> [Work to do] Please state how many lines in the records contain the string "plain", with no words besides the number.

>> begin

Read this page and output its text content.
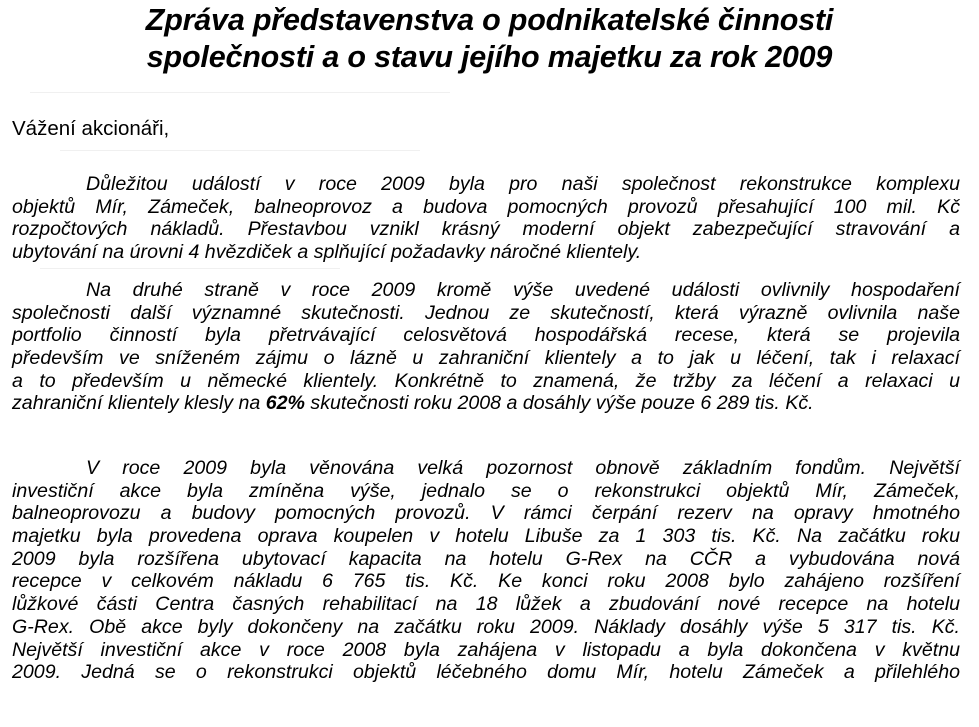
Zpráva představenstva o podnikatelské činnosti
společnosti a o stavu jejího majetku za rok 2009

Vážení akcionáři,

Důležitou událostí v roce 2009 byla pro naši společnost rekonstrukce komplexu
objektů Mír, Zámeček, balneoprovoz a budova pomocných provozů přesahující 100 mil. Kč
rozpočtových nákladů. Přestavbou vznikl krásný moderní objekt zabezpečující stravování a
ubytování na úrovni 4 hvězdiček a splňující požadavky náročné klientely.
Na druhé straně v roce 2009 kromě výše uvedené události ovlivnily hospodaření
společnosti další významné skutečnosti. Jednou ze skutečností, která výrazně ovlivnila naše
portfolio činností byla přetrvávající celosvětová hospodářská recese, která se projevila
především ve sníženém zájmu o lázně u zahraniční klientely a to jak u léčení, tak i relaxací
a to především u německé klientely. Konkrétně to znamená, že tržby za léčení a relaxaci u
zahraniční klientely klesly na 62% skutečnosti roku 2008 a dosáhly výše pouze 6 289 tis. Kč.
V roce 2009 byla věnována velká pozornost obnově základním fondům. Největší
investiční akce byla zmíněna výše, jednalo se o rekonstrukci objektů Mír, Zámeček,
balneoprovozu a budovy pomocných provozů. V rámci čerpání rezerv na opravy hmotného
majetku byla provedena oprava koupelen v hotelu Libuše za 1 303 tis. Kč. Na začátku roku
2009 byla rozšířena ubytovací kapacita na hotelu G-Rex na CČR a vybudována nová
recepce v celkovém nákladu 6 765 tis. Kč. Ke konci roku 2008 bylo zahájeno rozšíření
lůžkové části Centra časných rehabilitací na 18 lůžek a zbudování nové recepce na hotelu
G-Rex. Obě akce byly dokončeny na začátku roku 2009. Náklady dosáhly výše 5 317 tis. Kč.
Největší investiční akce v roce 2008 byla zahájena v listopadu a byla dokončena v květnu
2009. Jedná se o rekonstrukci objektů léčebného domu Mír, hotelu Zámeček a přilehlého
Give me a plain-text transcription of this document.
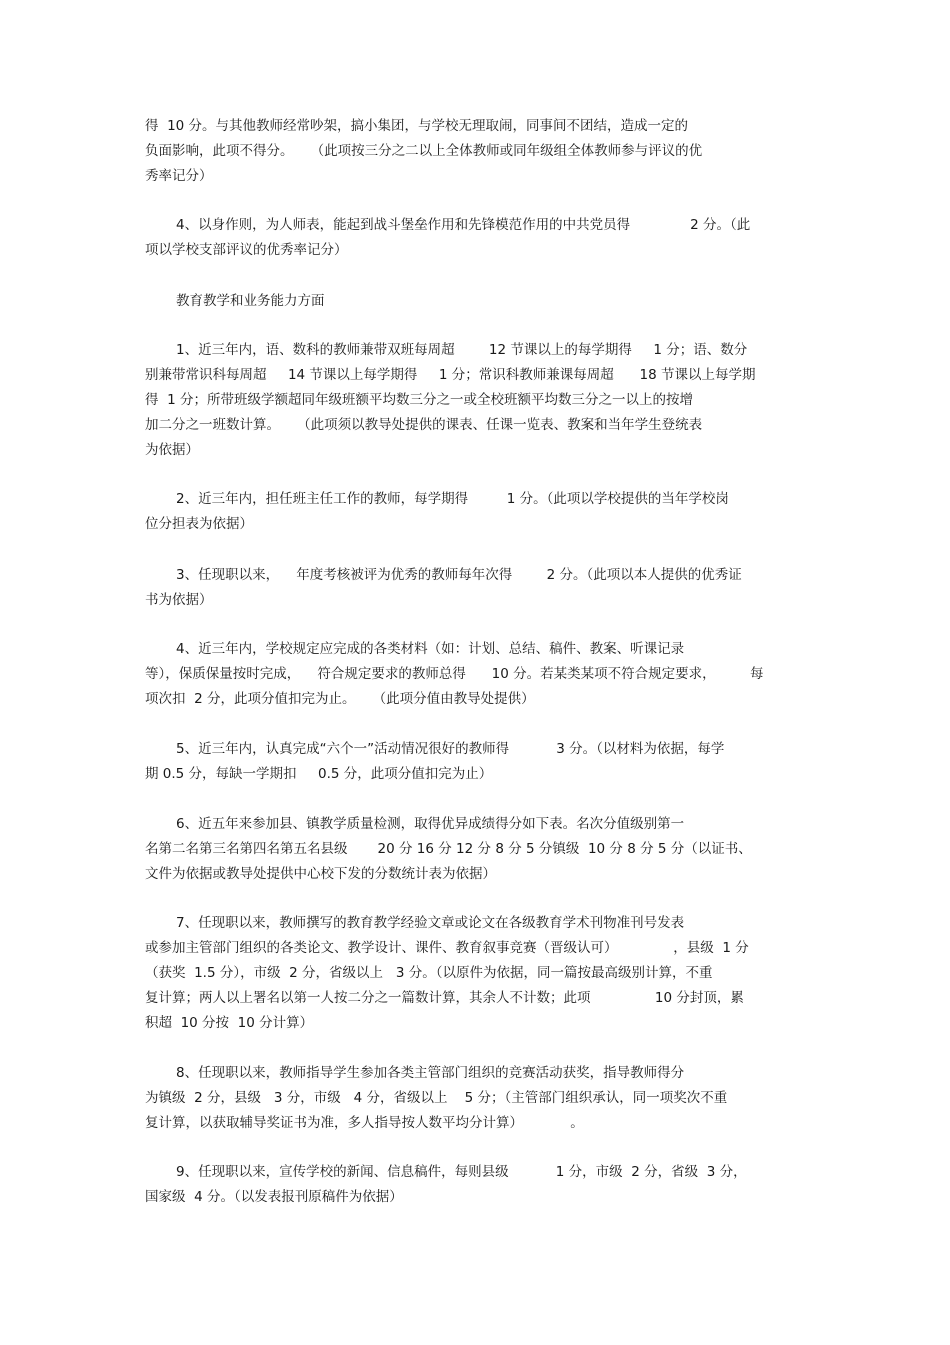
得  10 分。与其他教师经常吵架，搞小集团，与学校无理取闹，同事间不团结，造成一定的
负面影响，此项不得分。    （此项按三分之二以上全体教师或同年级组全体教师参与评议的优
秀率记分）
4、以身作则，为人师表，能起到战斗堡垒作用和先锋模范作用的中共党员得              2 分。（此
项以学校支部评议的优秀率记分）
教育教学和业务能力方面
1、近三年内，语、数科的教师兼带双班每周超        12 节课以上的每学期得     1 分；语、数分
别兼带常识科每周超     14 节课以上每学期得     1 分；常识科教师兼课每周超      18 节课以上每学期
得  1 分；所带班级学额超同年级班额平均数三分之一或全校班额平均数三分之一以上的按增
加二分之一班数计算。    （此项须以教导处提供的课表、任课一览表、教案和当年学生登统表
为依据）
2、近三年内，担任班主任工作的教师，每学期得         1 分。（此项以学校提供的当年学校岗
位分担表为依据）
3、任现职以来，    年度考核被评为优秀的教师每年次得        2 分。（此项以本人提供的优秀证
书为依据）
4、近三年内，学校规定应完成的各类材料（如：计划、总结、稿件、教案、听课记录
等），保质保量按时完成，    符合规定要求的教师总得      10 分。若某类某项不符合规定要求，        每
项次扣  2 分，此项分值扣完为止。    （此项分值由教导处提供）
5、近三年内，认真完成“六个一”活动情况很好的教师得           3 分。（以材料为依据，每学
期 0.5 分，每缺一学期扣     0.5 分，此项分值扣完为止）
6、近五年来参加县、镇教学质量检测，取得优异成绩得分如下表。名次分值级别第一
名第二名第三名第四名第五名县级       20 分 16 分 12 分 8 分 5 分镇级  10 分 8 分 5 分（以证书、
文件为依据或教导处提供中心校下发的分数统计表为依据）
7、任现职以来，教师撰写的教育教学经验文章或论文在各级教育学术刊物准刊号发表
或参加主管部门组织的各类论文、教学设计、课件、教育叙事竞赛（晋级认可）             ，县级  1 分
（获奖  1.5 分），市级  2 分，省级以上   3 分。（以原件为依据，同一篇按最高级别计算，不重
复计算；两人以上署名以第一人按二分之一篇数计算，其余人不计数；此项               10 分封顶，累
积超  10 分按  10 分计算）
8、任现职以来，教师指导学生参加各类主管部门组织的竞赛活动获奖，指导教师得分
为镇级  2 分，县级   3 分，市级   4 分，省级以上    5 分；（主管部门组织承认，同一项奖次不重
复计算，以获取辅导奖证书为准，多人指导按人数平均分计算）           。
9、任现职以来，宣传学校的新闻、信息稿件，每则县级           1 分，市级  2 分，省级  3 分，
国家级  4 分。（以发表报刊原稿件为依据）
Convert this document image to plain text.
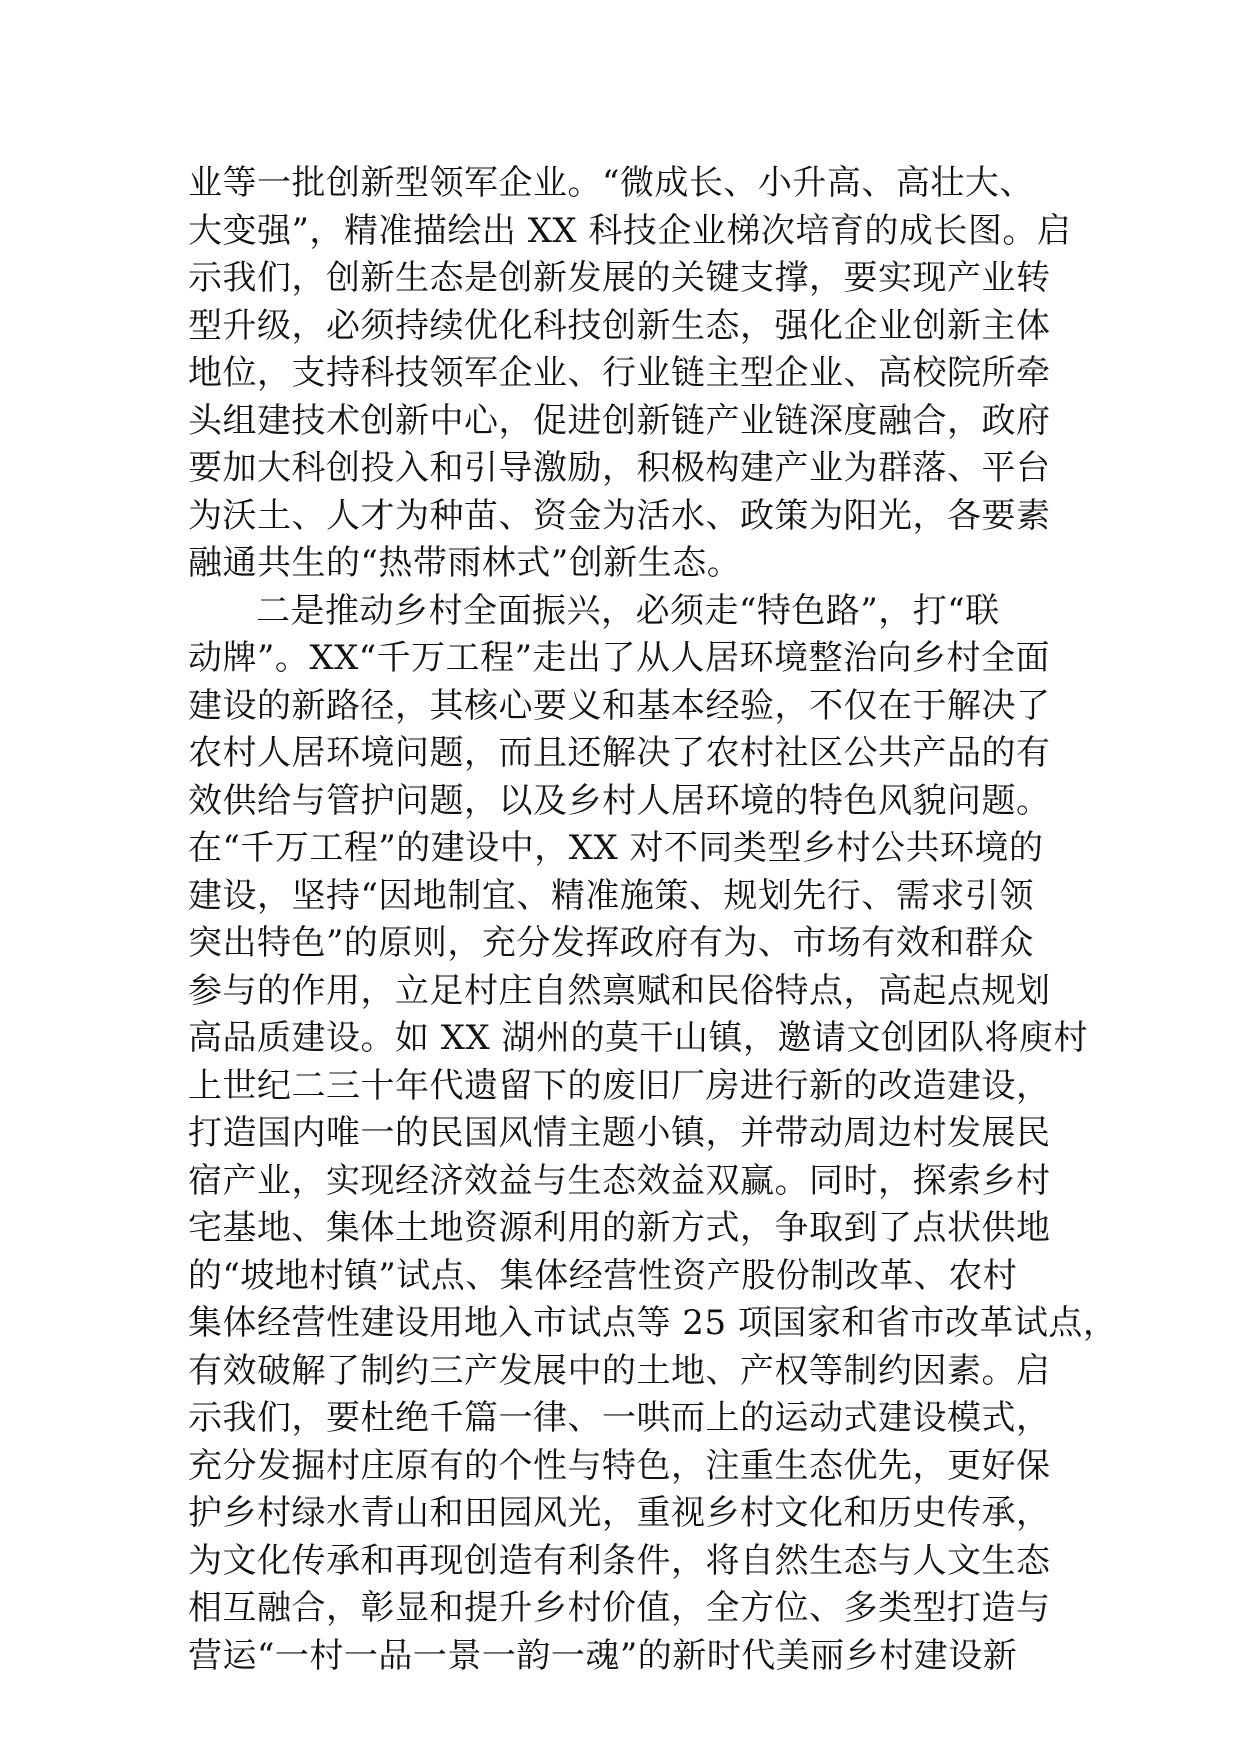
业等一批创新型领军企业。“微成长、小升高、高壮大、
大变强”，精准描绘出 XX 科技企业梯次培育的成长图。启
示我们，创新生态是创新发展的关键支撑，要实现产业转
型升级，必须持续优化科技创新生态，强化企业创新主体
地位，支持科技领军企业、行业链主型企业、高校院所牵
头组建技术创新中心，促进创新链产业链深度融合，政府
要加大科创投入和引导激励，积极构建产业为群落、平台
为沃土、人才为种苗、资金为活水、政策为阳光，各要素
融通共生的“热带雨林式”创新生态。
二是推动乡村全面振兴，必须走“特色路”，打“联
动牌”。XX“千万工程”走出了从人居环境整治向乡村全面
建设的新路径，其核心要义和基本经验，不仅在于解决了
农村人居环境问题，而且还解决了农村社区公共产品的有
效供给与管护问题，以及乡村人居环境的特色风貌问题。
在“千万工程”的建设中，XX 对不同类型乡村公共环境的
建设，坚持“因地制宜、精准施策、规划先行、需求引领
突出特色”的原则，充分发挥政府有为、市场有效和群众
参与的作用，立足村庄自然禀赋和民俗特点，高起点规划
高品质建设。如 XX 湖州的莫干山镇，邀请文创团队将庾村
上世纪二三十年代遗留下的废旧厂房进行新的改造建设，
打造国内唯一的民国风情主题小镇，并带动周边村发展民
宿产业，实现经济效益与生态效益双赢。同时，探索乡村
宅基地、集体土地资源利用的新方式，争取到了点状供地
的“坡地村镇”试点、集体经营性资产股份制改革、农村
集体经营性建设用地入市试点等 25 项国家和省市改革试点，
有效破解了制约三产发展中的土地、产权等制约因素。启
示我们，要杜绝千篇一律、一哄而上的运动式建设模式，
充分发掘村庄原有的个性与特色，注重生态优先，更好保
护乡村绿水青山和田园风光，重视乡村文化和历史传承，
为文化传承和再现创造有利条件，将自然生态与人文生态
相互融合，彰显和提升乡村价值，全方位、多类型打造与
营运“一村一品一景一韵一魂”的新时代美丽乡村建设新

>> end

> [Output for this exercise] 2